Your task — Switch "y-tick-label" to "vertical-tick-label" in the lines between the one holding "data-point-tsa-rt bbox=[106, 320, 120, 333]" and the one holding "x-axis-label: Portata (l/h)", inclusive, and give those lines again with everything else unchanged.

Information given —

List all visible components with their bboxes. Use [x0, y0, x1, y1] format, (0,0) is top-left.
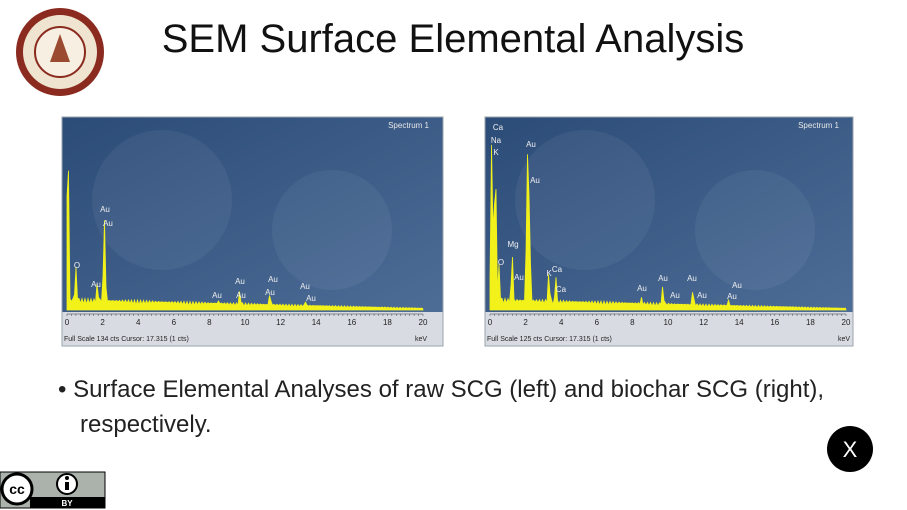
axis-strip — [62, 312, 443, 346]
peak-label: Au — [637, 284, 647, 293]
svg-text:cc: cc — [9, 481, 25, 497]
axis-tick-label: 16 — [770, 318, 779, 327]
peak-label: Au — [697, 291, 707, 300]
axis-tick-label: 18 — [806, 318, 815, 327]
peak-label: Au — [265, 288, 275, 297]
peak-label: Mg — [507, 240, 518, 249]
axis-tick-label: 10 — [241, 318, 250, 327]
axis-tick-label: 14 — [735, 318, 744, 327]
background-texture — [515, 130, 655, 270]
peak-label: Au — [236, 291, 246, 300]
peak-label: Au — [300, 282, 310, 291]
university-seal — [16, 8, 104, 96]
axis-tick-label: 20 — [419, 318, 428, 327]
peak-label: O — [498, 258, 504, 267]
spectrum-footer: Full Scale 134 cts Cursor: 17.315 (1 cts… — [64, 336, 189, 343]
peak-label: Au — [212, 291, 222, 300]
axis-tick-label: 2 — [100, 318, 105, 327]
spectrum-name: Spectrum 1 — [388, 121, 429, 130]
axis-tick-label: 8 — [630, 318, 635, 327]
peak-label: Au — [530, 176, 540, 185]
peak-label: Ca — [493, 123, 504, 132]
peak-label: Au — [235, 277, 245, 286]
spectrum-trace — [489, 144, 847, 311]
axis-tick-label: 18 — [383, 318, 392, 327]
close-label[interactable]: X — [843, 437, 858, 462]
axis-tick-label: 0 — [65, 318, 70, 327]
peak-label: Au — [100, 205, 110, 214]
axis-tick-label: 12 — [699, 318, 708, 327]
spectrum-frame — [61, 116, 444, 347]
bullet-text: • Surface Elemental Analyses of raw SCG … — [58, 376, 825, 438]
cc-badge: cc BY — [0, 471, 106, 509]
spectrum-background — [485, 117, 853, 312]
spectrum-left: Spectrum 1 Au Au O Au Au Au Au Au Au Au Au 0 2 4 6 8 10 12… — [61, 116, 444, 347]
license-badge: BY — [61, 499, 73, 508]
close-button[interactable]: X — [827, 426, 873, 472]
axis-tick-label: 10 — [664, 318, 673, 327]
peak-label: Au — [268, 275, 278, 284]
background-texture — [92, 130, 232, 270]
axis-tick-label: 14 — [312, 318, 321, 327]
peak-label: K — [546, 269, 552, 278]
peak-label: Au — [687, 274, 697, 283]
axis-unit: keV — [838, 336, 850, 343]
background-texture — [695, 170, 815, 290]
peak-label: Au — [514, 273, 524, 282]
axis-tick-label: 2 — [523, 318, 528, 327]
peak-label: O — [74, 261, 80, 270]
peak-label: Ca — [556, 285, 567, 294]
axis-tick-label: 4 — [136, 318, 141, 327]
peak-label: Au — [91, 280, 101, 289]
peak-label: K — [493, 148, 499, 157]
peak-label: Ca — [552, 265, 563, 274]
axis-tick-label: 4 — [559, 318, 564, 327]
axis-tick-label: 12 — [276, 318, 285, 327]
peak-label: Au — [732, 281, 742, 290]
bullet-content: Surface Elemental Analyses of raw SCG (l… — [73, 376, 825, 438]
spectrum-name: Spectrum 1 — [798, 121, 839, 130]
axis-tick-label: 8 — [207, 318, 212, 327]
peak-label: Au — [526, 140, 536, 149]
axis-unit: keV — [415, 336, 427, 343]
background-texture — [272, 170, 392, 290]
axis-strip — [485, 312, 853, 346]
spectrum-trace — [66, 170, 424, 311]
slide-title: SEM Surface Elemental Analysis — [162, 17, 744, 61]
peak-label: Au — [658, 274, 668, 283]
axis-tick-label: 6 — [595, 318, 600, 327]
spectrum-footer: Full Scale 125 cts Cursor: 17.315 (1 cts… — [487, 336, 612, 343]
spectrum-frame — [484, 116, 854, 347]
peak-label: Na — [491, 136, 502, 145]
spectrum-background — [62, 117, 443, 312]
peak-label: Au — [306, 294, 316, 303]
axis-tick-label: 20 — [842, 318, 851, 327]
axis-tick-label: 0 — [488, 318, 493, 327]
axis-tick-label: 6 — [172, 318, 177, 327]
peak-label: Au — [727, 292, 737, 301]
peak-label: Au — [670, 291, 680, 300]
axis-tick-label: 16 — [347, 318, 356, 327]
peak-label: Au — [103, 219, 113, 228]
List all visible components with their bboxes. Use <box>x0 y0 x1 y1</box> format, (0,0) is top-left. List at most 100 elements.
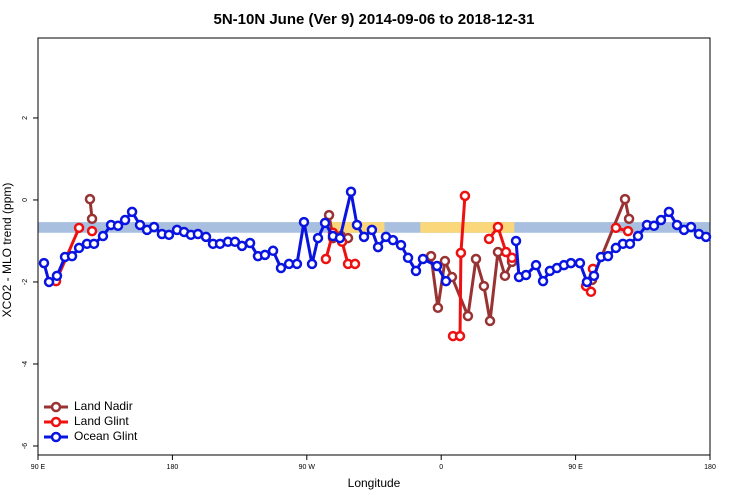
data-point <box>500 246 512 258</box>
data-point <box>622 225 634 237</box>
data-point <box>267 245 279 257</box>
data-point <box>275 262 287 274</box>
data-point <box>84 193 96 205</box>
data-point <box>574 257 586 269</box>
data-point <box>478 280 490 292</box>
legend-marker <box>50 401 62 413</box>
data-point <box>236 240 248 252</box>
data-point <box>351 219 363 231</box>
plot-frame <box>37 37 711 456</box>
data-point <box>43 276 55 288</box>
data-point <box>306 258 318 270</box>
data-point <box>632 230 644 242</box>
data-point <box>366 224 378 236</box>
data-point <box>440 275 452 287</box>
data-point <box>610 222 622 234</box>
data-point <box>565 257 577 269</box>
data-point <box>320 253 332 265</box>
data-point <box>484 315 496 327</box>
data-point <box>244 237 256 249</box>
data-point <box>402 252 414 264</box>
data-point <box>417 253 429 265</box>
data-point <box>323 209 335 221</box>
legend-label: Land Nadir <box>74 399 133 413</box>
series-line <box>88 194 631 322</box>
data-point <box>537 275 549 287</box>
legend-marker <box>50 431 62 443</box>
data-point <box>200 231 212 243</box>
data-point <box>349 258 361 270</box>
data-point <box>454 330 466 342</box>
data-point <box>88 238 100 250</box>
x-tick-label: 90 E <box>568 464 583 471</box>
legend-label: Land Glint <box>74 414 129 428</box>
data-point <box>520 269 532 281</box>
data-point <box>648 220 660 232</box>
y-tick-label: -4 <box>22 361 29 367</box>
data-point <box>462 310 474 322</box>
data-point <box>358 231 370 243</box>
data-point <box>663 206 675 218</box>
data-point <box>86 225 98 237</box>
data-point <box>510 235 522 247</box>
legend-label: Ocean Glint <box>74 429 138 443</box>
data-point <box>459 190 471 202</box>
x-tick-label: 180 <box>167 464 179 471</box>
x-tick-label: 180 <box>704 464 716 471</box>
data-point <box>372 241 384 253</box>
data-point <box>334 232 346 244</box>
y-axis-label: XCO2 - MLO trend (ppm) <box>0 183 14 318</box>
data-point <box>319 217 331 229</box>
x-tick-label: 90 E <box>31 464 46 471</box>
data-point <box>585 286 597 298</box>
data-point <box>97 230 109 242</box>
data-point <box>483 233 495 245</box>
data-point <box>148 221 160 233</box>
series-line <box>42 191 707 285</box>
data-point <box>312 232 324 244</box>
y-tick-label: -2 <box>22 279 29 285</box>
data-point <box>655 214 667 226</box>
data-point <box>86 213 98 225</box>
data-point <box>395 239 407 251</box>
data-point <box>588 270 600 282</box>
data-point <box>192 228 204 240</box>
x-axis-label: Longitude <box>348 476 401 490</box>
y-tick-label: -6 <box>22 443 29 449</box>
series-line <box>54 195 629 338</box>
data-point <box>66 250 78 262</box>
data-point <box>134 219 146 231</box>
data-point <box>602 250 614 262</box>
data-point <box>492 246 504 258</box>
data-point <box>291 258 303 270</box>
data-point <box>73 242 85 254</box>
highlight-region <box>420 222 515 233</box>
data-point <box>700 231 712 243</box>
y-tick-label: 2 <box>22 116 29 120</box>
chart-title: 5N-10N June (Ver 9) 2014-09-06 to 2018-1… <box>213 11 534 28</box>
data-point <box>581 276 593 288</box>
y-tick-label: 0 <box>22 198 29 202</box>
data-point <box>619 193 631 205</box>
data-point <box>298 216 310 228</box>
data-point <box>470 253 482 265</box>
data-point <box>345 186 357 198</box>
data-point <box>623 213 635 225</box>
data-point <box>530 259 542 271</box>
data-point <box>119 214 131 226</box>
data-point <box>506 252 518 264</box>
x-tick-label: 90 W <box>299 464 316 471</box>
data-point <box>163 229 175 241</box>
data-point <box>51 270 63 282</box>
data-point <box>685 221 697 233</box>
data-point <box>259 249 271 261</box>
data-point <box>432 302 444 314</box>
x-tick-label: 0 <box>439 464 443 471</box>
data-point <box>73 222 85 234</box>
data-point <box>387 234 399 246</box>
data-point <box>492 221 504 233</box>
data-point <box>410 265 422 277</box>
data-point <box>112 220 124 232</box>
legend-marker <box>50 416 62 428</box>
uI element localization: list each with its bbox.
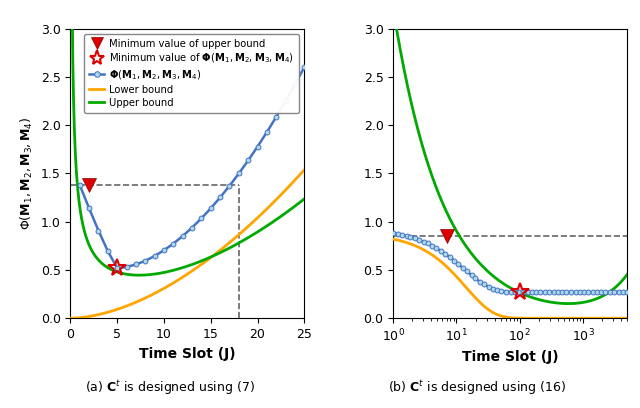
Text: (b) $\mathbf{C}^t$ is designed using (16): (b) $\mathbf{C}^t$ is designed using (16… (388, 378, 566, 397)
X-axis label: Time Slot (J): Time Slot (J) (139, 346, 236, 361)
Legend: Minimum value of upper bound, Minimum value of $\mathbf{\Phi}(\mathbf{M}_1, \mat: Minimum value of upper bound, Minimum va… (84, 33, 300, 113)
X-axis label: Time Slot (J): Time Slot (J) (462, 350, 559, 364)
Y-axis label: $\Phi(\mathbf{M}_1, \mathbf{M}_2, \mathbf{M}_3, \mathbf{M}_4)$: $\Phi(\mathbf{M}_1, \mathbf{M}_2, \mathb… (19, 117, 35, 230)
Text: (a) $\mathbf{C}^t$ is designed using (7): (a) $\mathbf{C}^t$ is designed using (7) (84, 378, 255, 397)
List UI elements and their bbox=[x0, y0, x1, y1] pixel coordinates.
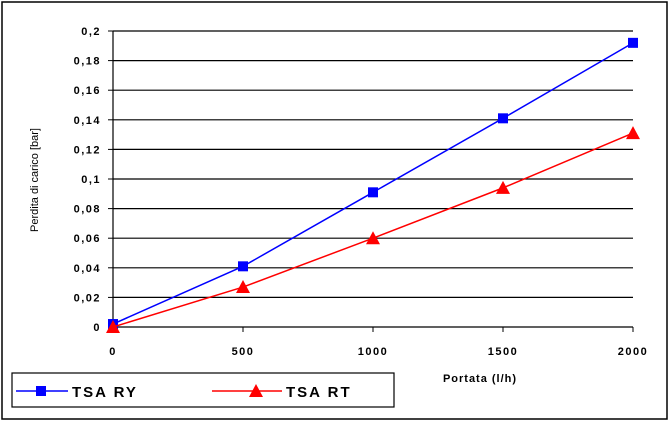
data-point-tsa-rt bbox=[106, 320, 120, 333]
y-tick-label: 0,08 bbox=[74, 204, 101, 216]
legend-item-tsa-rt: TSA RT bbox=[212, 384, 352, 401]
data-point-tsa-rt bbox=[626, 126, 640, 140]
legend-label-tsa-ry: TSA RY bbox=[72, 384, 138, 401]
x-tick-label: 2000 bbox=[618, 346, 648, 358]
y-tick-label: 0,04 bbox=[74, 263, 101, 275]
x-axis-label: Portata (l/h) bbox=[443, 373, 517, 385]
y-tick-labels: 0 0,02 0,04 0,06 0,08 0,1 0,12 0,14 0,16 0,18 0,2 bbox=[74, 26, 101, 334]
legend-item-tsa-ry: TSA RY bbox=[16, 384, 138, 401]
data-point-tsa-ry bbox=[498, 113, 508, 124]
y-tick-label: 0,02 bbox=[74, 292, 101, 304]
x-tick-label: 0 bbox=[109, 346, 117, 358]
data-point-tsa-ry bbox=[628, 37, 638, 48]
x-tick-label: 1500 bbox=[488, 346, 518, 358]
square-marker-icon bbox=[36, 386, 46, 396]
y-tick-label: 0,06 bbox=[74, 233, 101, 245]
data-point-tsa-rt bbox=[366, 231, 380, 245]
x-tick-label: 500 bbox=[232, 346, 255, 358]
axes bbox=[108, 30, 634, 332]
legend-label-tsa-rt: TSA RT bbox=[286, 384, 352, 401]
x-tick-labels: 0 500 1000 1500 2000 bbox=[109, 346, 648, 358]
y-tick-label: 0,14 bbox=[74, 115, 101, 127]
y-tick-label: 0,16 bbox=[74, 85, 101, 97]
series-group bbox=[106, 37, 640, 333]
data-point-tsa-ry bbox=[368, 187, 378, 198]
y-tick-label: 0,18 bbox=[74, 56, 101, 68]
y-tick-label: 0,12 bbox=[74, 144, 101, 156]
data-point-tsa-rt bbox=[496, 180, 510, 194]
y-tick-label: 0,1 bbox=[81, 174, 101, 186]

Answer to this exercise —
data-point-tsa-rt bbox=[106, 320, 120, 333]
vertical-tick-label: 0,08 bbox=[74, 204, 101, 216]
legend-item-tsa-rt: TSA RT bbox=[212, 384, 352, 401]
data-point-tsa-rt bbox=[626, 126, 640, 140]
legend-label-tsa-ry: TSA RY bbox=[72, 384, 138, 401]
x-tick-label: 2000 bbox=[618, 346, 648, 358]
vertical-tick-label: 0,04 bbox=[74, 263, 101, 275]
x-axis-label: Portata (l/h) bbox=[443, 373, 517, 385]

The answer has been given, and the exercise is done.